- Short problem -
Every line that holds "series" should be shown.

- Listed records -
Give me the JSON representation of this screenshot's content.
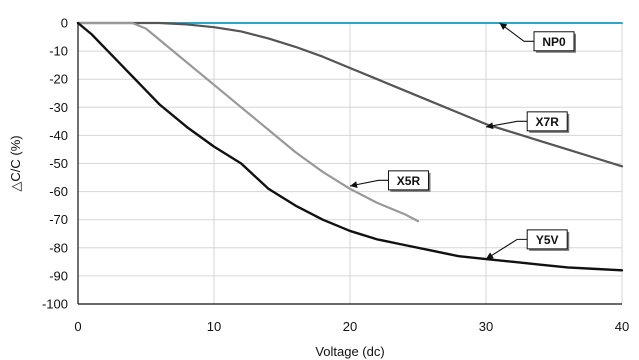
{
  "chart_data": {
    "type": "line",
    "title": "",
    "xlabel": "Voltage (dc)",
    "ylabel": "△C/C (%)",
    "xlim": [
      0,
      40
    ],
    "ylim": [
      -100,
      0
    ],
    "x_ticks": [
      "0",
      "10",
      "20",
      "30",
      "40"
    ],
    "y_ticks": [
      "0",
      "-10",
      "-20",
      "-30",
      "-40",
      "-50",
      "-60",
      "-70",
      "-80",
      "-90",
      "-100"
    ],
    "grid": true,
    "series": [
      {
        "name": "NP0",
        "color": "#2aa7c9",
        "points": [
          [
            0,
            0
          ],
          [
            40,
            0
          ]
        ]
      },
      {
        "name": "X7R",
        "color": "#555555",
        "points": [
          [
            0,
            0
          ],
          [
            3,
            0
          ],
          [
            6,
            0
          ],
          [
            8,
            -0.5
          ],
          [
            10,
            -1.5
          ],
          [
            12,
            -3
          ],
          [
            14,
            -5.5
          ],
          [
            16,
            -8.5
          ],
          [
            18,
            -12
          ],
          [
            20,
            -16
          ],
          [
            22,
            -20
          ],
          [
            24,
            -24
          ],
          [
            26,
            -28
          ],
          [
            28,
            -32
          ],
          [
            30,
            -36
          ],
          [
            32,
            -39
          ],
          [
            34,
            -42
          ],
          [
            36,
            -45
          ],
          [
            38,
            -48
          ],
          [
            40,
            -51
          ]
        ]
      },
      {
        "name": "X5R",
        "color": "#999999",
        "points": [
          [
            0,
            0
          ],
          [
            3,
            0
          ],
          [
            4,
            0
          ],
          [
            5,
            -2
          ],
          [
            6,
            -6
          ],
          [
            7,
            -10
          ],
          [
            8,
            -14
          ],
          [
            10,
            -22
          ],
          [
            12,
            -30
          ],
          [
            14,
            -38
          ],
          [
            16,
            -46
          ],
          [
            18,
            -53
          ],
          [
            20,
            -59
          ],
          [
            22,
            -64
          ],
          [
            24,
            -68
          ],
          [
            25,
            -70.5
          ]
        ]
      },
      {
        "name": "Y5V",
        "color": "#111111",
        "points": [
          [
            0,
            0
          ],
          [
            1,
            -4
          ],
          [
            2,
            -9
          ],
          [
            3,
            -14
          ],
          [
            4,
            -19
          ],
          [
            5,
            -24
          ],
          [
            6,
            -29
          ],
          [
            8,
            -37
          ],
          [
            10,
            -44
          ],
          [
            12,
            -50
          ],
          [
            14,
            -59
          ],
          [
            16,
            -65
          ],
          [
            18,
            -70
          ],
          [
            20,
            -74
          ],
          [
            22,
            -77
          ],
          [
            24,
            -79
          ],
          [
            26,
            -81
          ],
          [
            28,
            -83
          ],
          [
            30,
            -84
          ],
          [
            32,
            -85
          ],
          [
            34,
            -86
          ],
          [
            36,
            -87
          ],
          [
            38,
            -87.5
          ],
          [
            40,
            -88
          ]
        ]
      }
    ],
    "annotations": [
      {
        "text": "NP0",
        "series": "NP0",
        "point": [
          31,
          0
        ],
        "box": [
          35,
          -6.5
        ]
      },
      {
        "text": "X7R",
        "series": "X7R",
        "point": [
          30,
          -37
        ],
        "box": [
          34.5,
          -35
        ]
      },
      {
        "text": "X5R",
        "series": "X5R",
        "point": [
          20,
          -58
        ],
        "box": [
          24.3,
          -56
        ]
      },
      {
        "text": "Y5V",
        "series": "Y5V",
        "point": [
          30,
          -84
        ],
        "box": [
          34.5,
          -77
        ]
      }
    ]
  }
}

- Correct answer -
    "series": [
        "series": "NP0",
        "series": "X7R",
        "series": "X5R",
        "series": "Y5V",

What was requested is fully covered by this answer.